▶ **What the task asks**: Determine how many lines contain the string "Potential", then reply with that figure only.

* BEGIN *

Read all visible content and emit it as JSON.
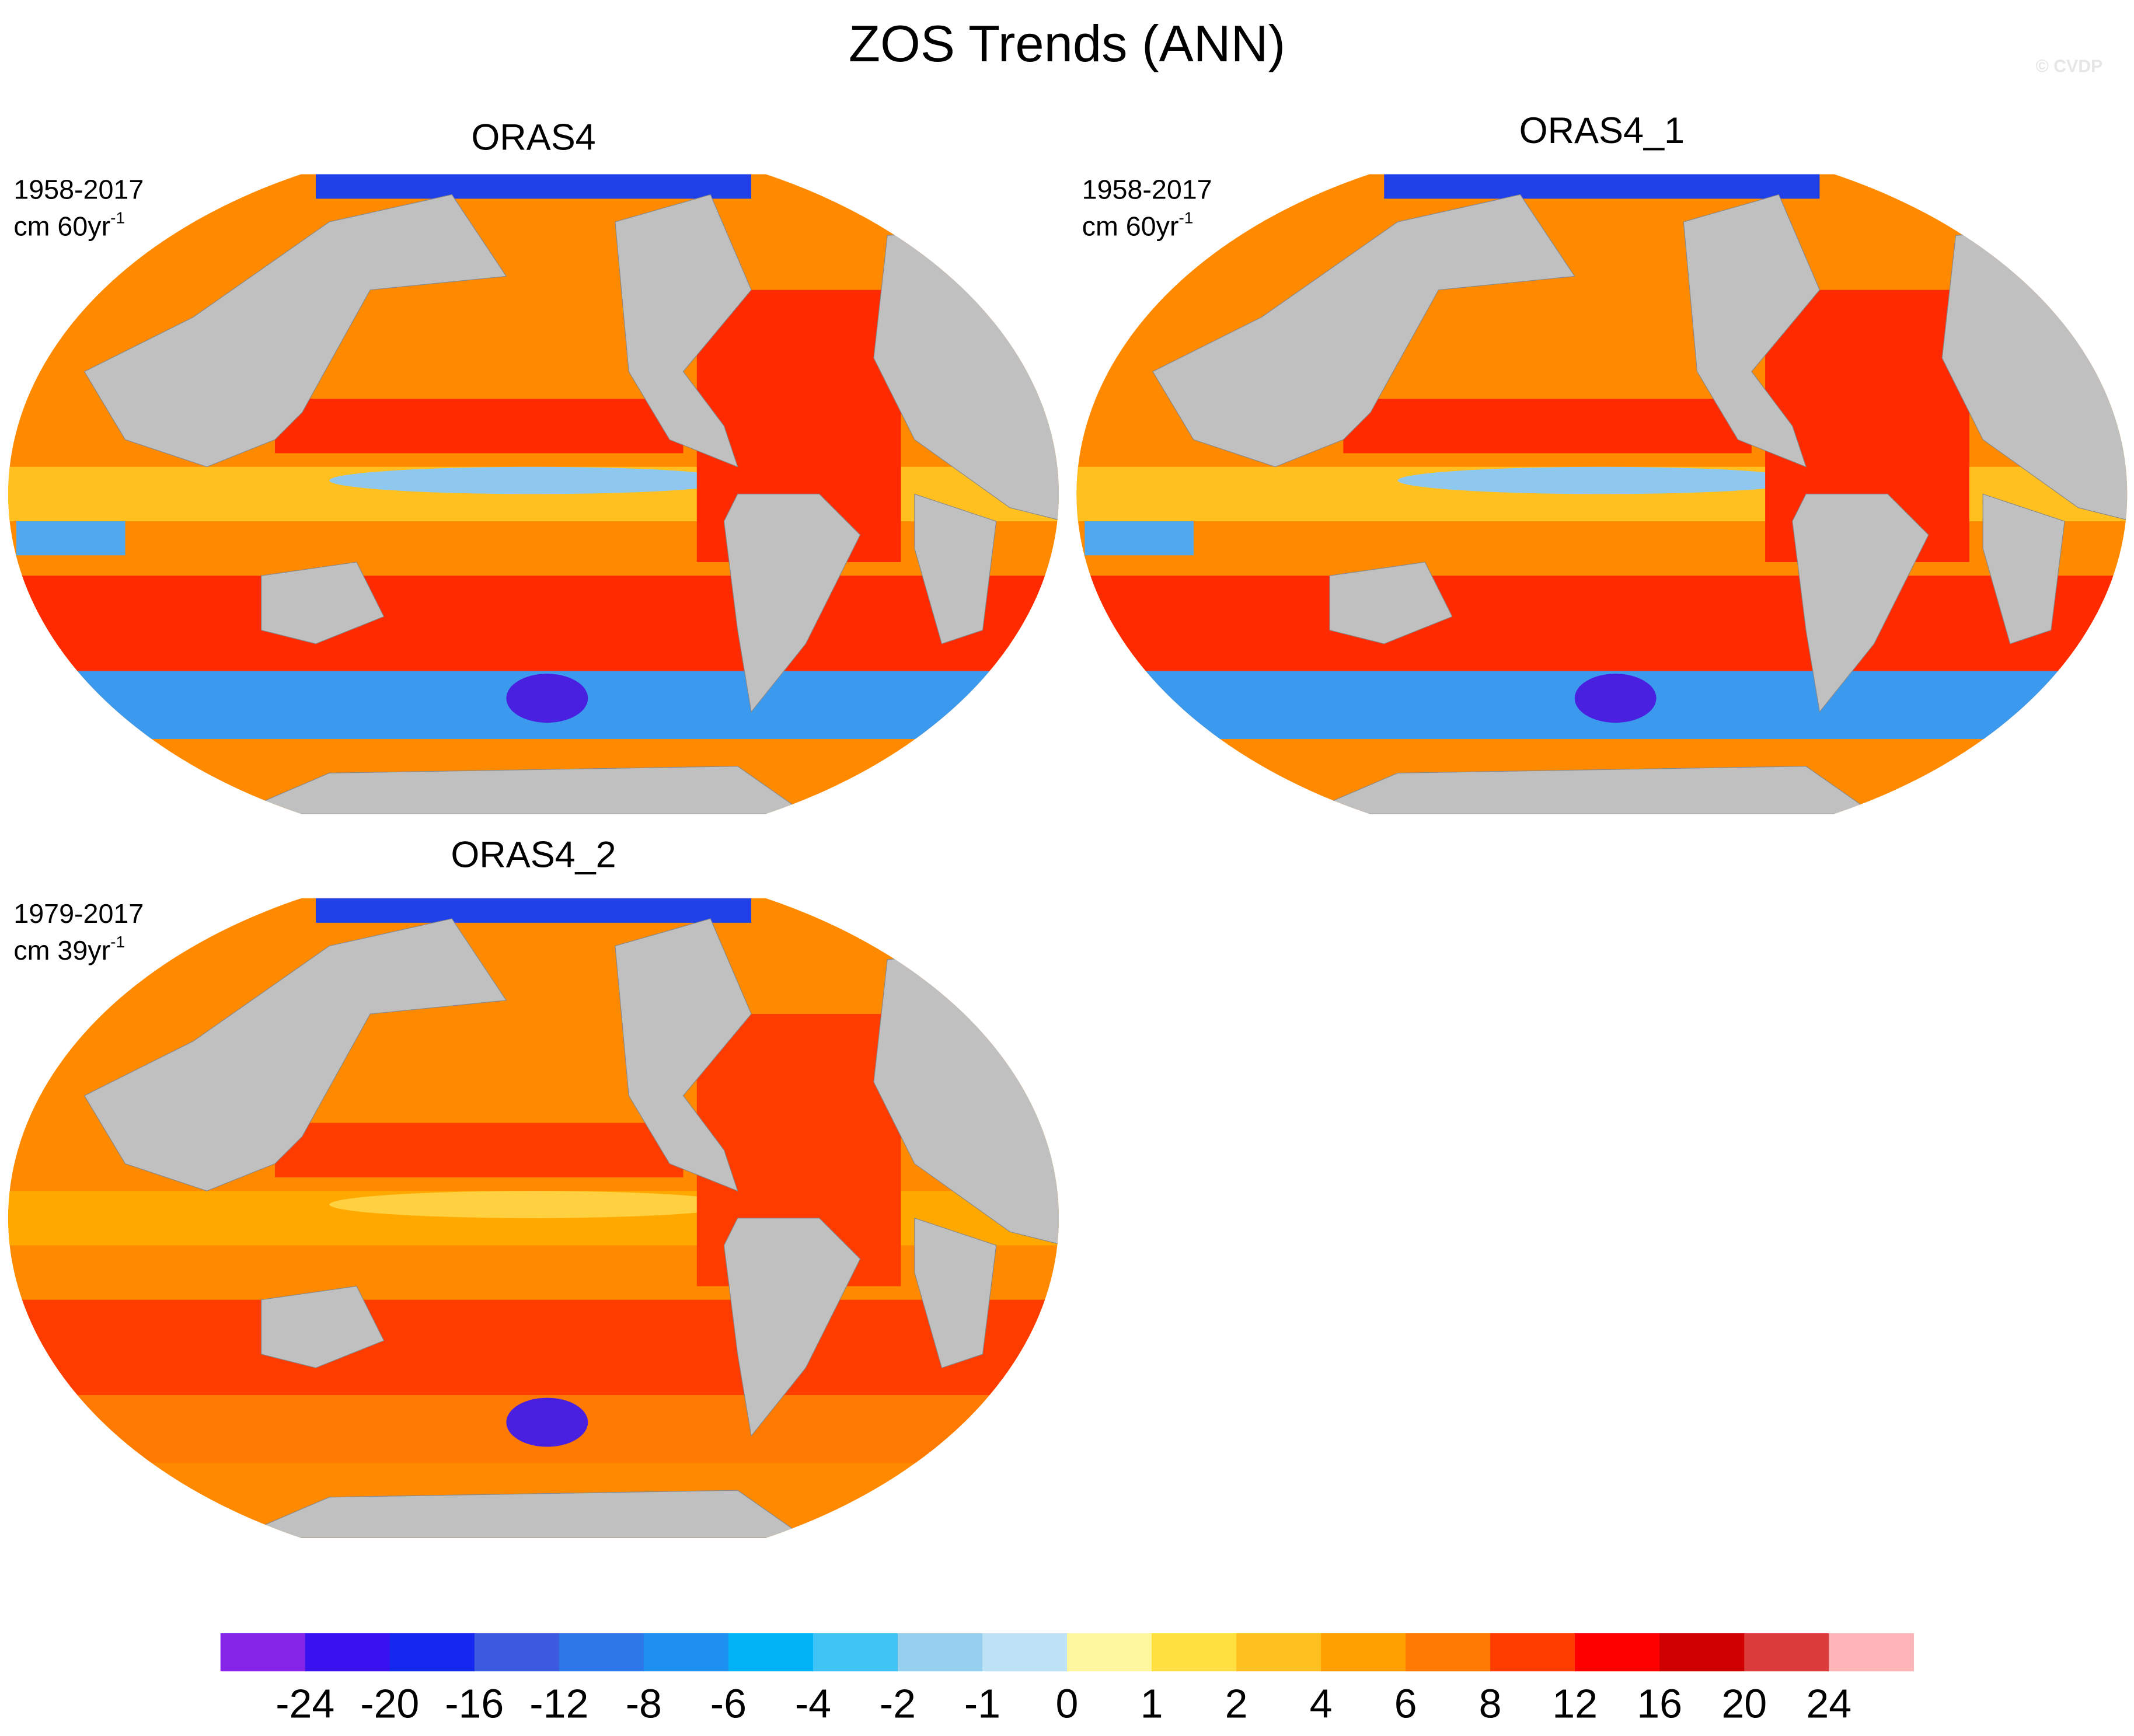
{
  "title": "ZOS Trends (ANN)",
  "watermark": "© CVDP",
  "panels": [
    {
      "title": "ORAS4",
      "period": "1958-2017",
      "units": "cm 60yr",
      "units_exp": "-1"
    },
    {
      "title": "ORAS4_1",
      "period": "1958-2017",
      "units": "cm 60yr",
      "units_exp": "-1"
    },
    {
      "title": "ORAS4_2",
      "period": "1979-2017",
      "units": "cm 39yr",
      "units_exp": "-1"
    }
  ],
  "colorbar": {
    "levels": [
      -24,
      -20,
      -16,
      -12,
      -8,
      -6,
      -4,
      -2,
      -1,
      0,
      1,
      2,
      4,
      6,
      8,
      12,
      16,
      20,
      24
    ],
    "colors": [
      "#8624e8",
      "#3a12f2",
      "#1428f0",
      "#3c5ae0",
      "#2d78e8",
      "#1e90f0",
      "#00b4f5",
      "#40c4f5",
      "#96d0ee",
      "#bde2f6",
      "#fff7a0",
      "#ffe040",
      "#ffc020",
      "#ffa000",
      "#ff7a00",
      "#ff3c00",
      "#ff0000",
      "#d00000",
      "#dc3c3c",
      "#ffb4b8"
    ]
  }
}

* END *
* BEGIN *

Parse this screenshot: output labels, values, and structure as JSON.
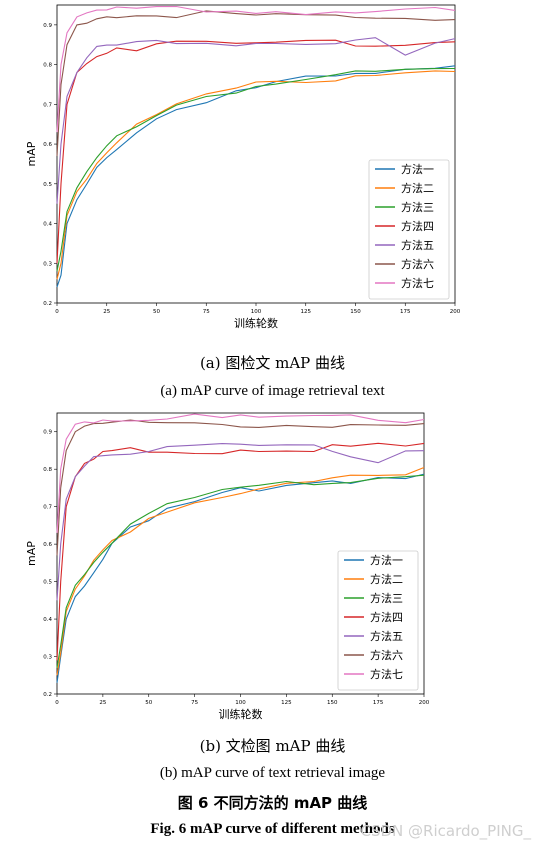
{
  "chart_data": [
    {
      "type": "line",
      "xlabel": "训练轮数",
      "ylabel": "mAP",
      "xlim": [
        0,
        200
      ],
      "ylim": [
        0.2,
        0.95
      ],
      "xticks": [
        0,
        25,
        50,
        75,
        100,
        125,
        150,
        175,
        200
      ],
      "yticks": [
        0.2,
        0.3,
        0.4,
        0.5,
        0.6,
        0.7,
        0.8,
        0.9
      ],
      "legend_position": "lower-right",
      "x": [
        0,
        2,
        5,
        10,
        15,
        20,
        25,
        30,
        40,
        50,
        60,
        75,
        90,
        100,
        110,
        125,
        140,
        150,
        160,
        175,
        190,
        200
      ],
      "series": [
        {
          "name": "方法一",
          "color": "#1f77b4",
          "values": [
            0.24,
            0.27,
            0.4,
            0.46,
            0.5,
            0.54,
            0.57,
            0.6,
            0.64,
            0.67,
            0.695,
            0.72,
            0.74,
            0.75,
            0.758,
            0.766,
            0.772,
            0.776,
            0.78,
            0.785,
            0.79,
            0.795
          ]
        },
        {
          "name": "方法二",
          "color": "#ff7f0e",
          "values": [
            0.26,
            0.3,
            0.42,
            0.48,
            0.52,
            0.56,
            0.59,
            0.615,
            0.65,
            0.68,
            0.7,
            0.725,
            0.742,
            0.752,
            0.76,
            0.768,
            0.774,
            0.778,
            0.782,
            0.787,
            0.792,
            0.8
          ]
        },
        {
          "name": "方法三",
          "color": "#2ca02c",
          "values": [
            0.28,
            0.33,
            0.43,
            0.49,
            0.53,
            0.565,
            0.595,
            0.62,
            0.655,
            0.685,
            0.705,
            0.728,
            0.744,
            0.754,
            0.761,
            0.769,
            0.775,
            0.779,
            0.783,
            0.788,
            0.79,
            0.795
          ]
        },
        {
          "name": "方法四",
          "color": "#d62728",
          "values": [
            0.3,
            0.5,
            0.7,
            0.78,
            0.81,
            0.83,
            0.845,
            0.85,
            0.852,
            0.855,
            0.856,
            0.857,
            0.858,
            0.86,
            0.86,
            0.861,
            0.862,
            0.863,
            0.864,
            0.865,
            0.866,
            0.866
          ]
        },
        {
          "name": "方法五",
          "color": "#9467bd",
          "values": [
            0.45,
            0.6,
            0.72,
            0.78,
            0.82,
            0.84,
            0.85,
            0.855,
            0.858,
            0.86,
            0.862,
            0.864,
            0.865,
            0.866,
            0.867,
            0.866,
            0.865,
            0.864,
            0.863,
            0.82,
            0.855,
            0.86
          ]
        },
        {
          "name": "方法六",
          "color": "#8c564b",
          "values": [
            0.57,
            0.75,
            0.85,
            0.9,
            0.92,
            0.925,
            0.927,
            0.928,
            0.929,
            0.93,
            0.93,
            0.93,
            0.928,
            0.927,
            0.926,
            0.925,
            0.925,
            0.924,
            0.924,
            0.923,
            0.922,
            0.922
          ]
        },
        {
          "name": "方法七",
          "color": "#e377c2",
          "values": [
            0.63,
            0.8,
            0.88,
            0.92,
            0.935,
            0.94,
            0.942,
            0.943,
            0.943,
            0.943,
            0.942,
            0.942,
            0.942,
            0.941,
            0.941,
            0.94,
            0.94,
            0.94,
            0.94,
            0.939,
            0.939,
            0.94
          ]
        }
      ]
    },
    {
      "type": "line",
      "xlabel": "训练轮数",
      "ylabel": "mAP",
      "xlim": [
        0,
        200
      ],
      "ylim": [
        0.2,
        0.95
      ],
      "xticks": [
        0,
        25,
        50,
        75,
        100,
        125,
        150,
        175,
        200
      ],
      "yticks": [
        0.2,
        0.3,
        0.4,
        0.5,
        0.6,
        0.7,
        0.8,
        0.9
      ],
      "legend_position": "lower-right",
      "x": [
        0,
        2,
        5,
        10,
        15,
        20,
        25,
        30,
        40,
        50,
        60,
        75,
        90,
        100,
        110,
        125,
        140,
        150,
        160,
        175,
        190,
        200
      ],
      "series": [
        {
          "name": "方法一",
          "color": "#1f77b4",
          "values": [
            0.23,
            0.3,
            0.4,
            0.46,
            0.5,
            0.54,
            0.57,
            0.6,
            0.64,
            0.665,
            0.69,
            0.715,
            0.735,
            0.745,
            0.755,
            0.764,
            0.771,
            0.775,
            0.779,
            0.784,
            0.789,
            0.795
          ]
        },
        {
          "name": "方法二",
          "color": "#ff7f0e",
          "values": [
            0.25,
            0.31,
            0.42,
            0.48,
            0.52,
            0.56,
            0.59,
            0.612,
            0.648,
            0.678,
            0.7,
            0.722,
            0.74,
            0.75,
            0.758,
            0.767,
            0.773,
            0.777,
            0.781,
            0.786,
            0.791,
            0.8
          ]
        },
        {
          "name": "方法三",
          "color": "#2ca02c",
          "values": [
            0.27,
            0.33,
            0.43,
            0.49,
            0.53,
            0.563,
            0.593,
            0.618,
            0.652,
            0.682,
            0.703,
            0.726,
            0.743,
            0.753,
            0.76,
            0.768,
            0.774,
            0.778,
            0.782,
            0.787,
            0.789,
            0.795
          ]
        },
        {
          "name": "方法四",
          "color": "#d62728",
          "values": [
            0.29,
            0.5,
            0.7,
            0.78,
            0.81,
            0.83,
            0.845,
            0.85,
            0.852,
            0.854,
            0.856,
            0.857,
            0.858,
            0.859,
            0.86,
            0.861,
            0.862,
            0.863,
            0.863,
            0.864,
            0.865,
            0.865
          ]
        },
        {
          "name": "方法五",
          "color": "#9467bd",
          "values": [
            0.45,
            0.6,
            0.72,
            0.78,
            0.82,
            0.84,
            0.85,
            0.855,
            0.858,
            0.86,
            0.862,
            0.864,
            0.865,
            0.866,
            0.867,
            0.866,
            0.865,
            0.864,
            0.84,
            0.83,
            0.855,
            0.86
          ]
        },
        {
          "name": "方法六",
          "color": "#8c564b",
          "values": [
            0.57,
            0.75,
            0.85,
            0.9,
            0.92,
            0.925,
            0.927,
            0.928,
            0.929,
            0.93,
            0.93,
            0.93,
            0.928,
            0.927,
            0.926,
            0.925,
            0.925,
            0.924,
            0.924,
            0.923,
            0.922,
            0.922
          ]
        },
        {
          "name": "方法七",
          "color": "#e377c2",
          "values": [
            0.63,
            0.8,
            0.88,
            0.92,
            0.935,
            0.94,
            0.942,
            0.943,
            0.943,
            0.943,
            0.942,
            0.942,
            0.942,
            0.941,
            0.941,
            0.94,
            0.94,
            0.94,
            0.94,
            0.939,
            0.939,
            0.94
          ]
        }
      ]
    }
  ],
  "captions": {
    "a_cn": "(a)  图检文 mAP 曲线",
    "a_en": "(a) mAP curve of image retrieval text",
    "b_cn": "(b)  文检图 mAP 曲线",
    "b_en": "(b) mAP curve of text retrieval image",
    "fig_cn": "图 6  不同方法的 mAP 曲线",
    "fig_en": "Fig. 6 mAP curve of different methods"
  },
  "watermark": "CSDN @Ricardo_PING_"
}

* END *
* BEGIN *

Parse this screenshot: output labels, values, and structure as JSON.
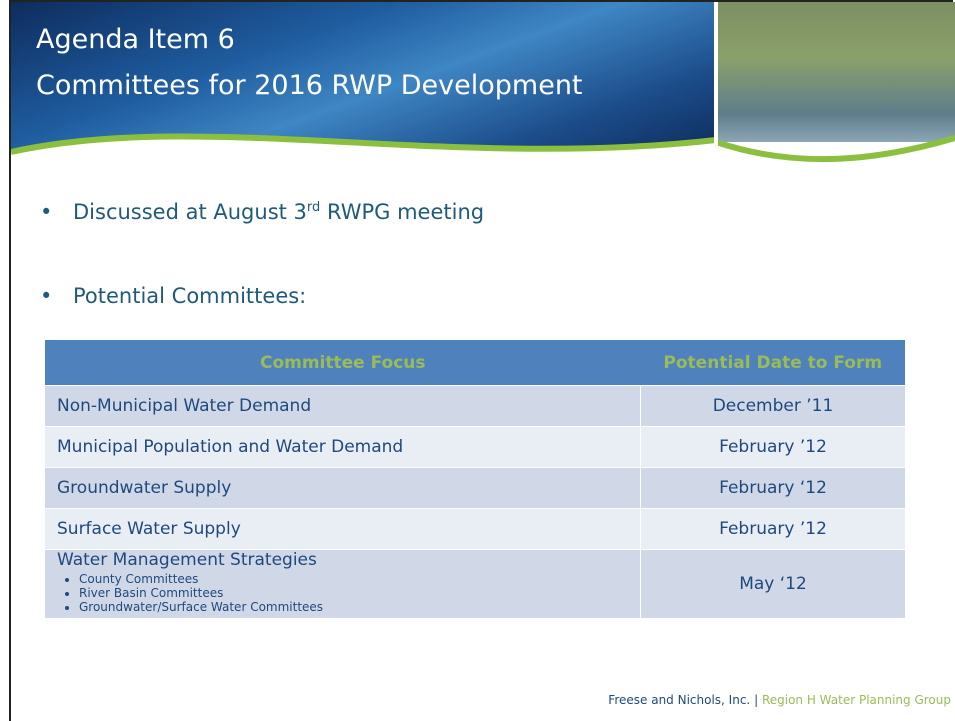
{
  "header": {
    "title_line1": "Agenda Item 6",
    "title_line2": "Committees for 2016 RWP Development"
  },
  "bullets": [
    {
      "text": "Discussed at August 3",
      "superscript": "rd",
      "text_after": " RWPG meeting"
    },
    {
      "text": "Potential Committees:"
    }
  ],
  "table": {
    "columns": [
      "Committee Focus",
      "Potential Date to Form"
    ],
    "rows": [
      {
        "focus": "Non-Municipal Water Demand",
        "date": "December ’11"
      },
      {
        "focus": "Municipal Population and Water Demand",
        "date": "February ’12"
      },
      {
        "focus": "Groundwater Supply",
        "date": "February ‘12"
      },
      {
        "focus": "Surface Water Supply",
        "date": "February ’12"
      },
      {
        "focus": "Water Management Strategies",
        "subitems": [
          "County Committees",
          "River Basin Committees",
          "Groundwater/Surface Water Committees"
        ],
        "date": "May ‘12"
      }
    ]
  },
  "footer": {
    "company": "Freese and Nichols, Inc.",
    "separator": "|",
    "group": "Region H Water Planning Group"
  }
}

* END *

▶ **Complete response**: 2